◆ **STATED GOAL**: Retype the material below. Keep every word exactly as it is.

◆ **GIVEN DATA**:
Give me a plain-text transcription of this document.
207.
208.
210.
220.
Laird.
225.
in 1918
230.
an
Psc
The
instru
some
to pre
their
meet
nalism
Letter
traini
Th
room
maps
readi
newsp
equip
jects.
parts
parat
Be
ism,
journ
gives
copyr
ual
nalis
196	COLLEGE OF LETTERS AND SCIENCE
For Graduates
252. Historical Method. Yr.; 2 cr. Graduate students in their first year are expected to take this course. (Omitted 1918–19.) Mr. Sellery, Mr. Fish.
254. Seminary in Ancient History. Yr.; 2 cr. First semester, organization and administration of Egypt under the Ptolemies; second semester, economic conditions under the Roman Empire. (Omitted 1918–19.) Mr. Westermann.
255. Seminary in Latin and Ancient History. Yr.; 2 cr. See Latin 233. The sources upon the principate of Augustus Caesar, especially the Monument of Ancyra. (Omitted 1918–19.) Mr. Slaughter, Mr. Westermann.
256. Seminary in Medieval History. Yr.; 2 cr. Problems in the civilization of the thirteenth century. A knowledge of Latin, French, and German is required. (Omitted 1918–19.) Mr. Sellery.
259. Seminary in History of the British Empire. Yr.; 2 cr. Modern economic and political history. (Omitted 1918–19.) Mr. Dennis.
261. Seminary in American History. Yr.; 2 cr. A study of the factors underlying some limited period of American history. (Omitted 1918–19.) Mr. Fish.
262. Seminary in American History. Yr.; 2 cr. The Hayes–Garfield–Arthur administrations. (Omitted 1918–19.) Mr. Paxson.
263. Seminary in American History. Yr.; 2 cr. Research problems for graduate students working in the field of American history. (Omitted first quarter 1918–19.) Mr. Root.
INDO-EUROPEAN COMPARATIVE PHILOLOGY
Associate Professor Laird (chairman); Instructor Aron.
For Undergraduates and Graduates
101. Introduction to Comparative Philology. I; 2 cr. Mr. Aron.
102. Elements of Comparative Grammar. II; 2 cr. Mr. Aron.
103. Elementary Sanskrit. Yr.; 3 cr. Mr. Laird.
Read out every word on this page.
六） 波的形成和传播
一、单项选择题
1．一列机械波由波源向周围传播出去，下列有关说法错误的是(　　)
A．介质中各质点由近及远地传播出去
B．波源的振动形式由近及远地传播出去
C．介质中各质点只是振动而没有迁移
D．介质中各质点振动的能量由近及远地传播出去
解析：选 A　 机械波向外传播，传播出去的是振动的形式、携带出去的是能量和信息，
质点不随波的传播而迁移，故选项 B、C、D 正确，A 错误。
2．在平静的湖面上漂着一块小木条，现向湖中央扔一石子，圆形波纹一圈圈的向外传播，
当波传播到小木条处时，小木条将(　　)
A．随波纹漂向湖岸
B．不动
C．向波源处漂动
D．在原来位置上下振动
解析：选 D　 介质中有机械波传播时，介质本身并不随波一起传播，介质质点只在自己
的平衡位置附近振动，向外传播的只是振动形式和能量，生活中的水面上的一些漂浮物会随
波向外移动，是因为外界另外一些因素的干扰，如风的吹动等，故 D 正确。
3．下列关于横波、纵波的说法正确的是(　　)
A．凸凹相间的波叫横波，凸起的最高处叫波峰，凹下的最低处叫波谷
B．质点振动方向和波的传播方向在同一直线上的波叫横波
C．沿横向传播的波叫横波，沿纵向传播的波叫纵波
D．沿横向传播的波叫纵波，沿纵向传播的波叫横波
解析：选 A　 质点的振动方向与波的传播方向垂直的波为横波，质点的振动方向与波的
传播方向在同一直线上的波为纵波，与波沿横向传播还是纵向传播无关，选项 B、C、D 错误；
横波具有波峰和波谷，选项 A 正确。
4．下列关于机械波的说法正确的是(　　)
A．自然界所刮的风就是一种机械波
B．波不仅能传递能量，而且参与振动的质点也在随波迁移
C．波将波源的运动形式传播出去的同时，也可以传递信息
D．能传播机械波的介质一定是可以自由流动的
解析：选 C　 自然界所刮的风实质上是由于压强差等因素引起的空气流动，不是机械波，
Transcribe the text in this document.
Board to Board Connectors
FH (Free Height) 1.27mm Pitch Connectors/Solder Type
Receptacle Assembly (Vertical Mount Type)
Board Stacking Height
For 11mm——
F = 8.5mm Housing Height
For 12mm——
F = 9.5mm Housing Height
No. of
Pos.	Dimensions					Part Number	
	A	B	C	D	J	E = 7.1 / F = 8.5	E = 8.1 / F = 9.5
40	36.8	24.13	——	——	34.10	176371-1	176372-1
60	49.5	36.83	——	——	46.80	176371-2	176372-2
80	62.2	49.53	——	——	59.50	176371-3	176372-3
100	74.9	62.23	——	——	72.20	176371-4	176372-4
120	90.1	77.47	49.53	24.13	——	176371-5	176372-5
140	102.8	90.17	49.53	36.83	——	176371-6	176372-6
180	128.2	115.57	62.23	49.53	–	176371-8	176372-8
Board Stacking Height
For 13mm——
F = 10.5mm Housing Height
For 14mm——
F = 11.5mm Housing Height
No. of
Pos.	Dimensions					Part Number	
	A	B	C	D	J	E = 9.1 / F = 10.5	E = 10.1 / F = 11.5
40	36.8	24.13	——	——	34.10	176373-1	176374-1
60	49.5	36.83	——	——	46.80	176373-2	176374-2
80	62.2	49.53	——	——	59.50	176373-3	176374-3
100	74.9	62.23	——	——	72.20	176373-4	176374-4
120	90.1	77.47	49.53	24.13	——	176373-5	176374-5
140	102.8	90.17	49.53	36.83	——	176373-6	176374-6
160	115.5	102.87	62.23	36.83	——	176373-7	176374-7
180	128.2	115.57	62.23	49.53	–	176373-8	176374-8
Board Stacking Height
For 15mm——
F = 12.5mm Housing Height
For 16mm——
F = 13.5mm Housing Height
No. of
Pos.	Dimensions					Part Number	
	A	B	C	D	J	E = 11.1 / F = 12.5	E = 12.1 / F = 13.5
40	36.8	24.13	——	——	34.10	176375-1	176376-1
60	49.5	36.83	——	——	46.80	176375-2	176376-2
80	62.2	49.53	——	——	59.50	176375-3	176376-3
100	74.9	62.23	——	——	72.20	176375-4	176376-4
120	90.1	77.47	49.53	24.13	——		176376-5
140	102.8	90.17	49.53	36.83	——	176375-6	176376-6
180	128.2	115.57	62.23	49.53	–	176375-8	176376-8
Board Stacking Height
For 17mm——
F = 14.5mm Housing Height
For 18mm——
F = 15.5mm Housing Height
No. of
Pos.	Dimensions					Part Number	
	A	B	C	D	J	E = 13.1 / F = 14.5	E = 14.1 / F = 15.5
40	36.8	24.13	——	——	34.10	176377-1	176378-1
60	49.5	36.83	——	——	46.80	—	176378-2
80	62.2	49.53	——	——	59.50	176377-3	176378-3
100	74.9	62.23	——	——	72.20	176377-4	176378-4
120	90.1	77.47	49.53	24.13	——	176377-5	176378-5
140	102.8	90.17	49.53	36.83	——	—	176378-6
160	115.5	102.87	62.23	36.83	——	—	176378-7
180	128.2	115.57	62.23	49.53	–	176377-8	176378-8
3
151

◆ **FINISHED ANSWER**:
Give me a plain-text transcription of this document.
207.
208.
210.
220.
Laird.
225.
in 1918
230.
an
Psc
The
instru
some
to pre
their
meet
nalism
Letter
traini
Th
room
maps
readi
newsp
equip
jects.
parts
parat
Be
ism,
journ
gives
copyr
ual
nalis
196	COLLEGE OF LETTERS AND SCIENCE
For Graduates
252. Historical Method. Yr.; 2 cr. Graduate students in their first year are expected to take this course. (Omitted 1918–19.) Mr. Sellery, Mr. Fish.
254. Seminary in Ancient History. Yr.; 2 cr. First semester, organization and administration of Egypt under the Ptolemies; second semester, economic conditions under the Roman Empire. (Omitted 1918–19.) Mr. Westermann.
255. Seminary in Latin and Ancient History. Yr.; 2 cr. See Latin 233. The sources upon the principate of Augustus Caesar, especially the Monument of Ancyra. (Omitted 1918–19.) Mr. Slaughter, Mr. Westermann.
256. Seminary in Medieval History. Yr.; 2 cr. Problems in the civilization of the thirteenth century. A knowledge of Latin, French, and German is required. (Omitted 1918–19.) Mr. Sellery.
259. Seminary in History of the British Empire. Yr.; 2 cr. Modern economic and political history. (Omitted 1918–19.) Mr. Dennis.
261. Seminary in American History. Yr.; 2 cr. A study of the factors underlying some limited period of American history. (Omitted 1918–19.) Mr. Fish.
262. Seminary in American History. Yr.; 2 cr. The Hayes–Garfield–Arthur administrations. (Omitted 1918–19.) Mr. Paxson.
263. Seminary in American History. Yr.; 2 cr. Research problems for graduate students working in the field of American history. (Omitted first quarter 1918–19.) Mr. Root.
INDO-EUROPEAN COMPARATIVE PHILOLOGY
Associate Professor Laird (chairman); Instructor Aron.
For Undergraduates and Graduates
101. Introduction to Comparative Philology. I; 2 cr. Mr. Aron.
102. Elements of Comparative Grammar. II; 2 cr. Mr. Aron.
103. Elementary Sanskrit. Yr.; 3 cr. Mr. Laird.
Read out every word on this page.
六） 波的形成和传播
一、单项选择题
1．一列机械波由波源向周围传播出去，下列有关说法错误的是(　　)
A．介质中各质点由近及远地传播出去
B．波源的振动形式由近及远地传播出去
C．介质中各质点只是振动而没有迁移
D．介质中各质点振动的能量由近及远地传播出去
解析：选 A　 机械波向外传播，传播出去的是振动的形式、携带出去的是能量和信息，
质点不随波的传播而迁移，故选项 B、C、D 正确，A 错误。
2．在平静的湖面上漂着一块小木条，现向湖中央扔一石子，圆形波纹一圈圈的向外传播，
当波传播到小木条处时，小木条将(　　)
A．随波纹漂向湖岸
B．不动
C．向波源处漂动
D．在原来位置上下振动
解析：选 D　 介质中有机械波传播时，介质本身并不随波一起传播，介质质点只在自己
的平衡位置附近振动，向外传播的只是振动形式和能量，生活中的水面上的一些漂浮物会随
波向外移动，是因为外界另外一些因素的干扰，如风的吹动等，故 D 正确。
3．下列关于横波、纵波的说法正确的是(　　)
A．凸凹相间的波叫横波，凸起的最高处叫波峰，凹下的最低处叫波谷
B．质点振动方向和波的传播方向在同一直线上的波叫横波
C．沿横向传播的波叫横波，沿纵向传播的波叫纵波
D．沿横向传播的波叫纵波，沿纵向传播的波叫横波
解析：选 A　 质点的振动方向与波的传播方向垂直的波为横波，质点的振动方向与波的
传播方向在同一直线上的波为纵波，与波沿横向传播还是纵向传播无关，选项 B、C、D 错误；
横波具有波峰和波谷，选项 A 正确。
4．下列关于机械波的说法正确的是(　　)
A．自然界所刮的风就是一种机械波
B．波不仅能传递能量，而且参与振动的质点也在随波迁移
C．波将波源的运动形式传播出去的同时，也可以传递信息
D．能传播机械波的介质一定是可以自由流动的
解析：选 C　 自然界所刮的风实质上是由于压强差等因素引起的空气流动，不是机械波，
Transcribe the text in this document.
Board to Board Connectors
FH (Free Height) 1.27mm Pitch Connectors/Solder Type
Receptacle Assembly (Vertical Mount Type)
Board Stacking Height
For 11mm——
F = 8.5mm Housing Height
For 12mm——
F = 9.5mm Housing Height
No. of
Pos.	Dimensions					Part Number	
	A	B	C	D	J	E = 7.1 / F = 8.5	E = 8.1 / F = 9.5
40	36.8	24.13	——	——	34.10	176371-1	176372-1
60	49.5	36.83	——	——	46.80	176371-2	176372-2
80	62.2	49.53	——	——	59.50	176371-3	176372-3
100	74.9	62.23	——	——	72.20	176371-4	176372-4
120	90.1	77.47	49.53	24.13	——	176371-5	176372-5
140	102.8	90.17	49.53	36.83	——	176371-6	176372-6
180	128.2	115.57	62.23	49.53	–	176371-8	176372-8
Board Stacking Height
For 13mm——
F = 10.5mm Housing Height
For 14mm——
F = 11.5mm Housing Height
No. of
Pos.	Dimensions					Part Number	
	A	B	C	D	J	E = 9.1 / F = 10.5	E = 10.1 / F = 11.5
40	36.8	24.13	——	——	34.10	176373-1	176374-1
60	49.5	36.83	——	——	46.80	176373-2	176374-2
80	62.2	49.53	——	——	59.50	176373-3	176374-3
100	74.9	62.23	——	——	72.20	176373-4	176374-4
120	90.1	77.47	49.53	24.13	——	176373-5	176374-5
140	102.8	90.17	49.53	36.83	——	176373-6	176374-6
160	115.5	102.87	62.23	36.83	——	176373-7	176374-7
180	128.2	115.57	62.23	49.53	–	176373-8	176374-8
Board Stacking Height
For 15mm——
F = 12.5mm Housing Height
For 16mm——
F = 13.5mm Housing Height
No. of
Pos.	Dimensions					Part Number	
	A	B	C	D	J	E = 11.1 / F = 12.5	E = 12.1 / F = 13.5
40	36.8	24.13	——	——	34.10	176375-1	176376-1
60	49.5	36.83	——	——	46.80	176375-2	176376-2
80	62.2	49.53	——	——	59.50	176375-3	176376-3
100	74.9	62.23	——	——	72.20	176375-4	176376-4
120	90.1	77.47	49.53	24.13	——		176376-5
140	102.8	90.17	49.53	36.83	——	176375-6	176376-6
180	128.2	115.57	62.23	49.53	–	176375-8	176376-8
Board Stacking Height
For 17mm——
F = 14.5mm Housing Height
For 18mm——
F = 15.5mm Housing Height
No. of
Pos.	Dimensions					Part Number	
	A	B	C	D	J	E = 13.1 / F = 14.5	E = 14.1 / F = 15.5
40	36.8	24.13	——	——	34.10	176377-1	176378-1
60	49.5	36.83	——	——	46.80	—	176378-2
80	62.2	49.53	——	——	59.50	176377-3	176378-3
100	74.9	62.23	——	——	72.20	176377-4	176378-4
120	90.1	77.47	49.53	24.13	——	176377-5	176378-5
140	102.8	90.17	49.53	36.83	——	—	176378-6
160	115.5	102.87	62.23	36.83	——	—	176378-7
180	128.2	115.57	62.23	49.53	–	176377-8	176378-8
3
151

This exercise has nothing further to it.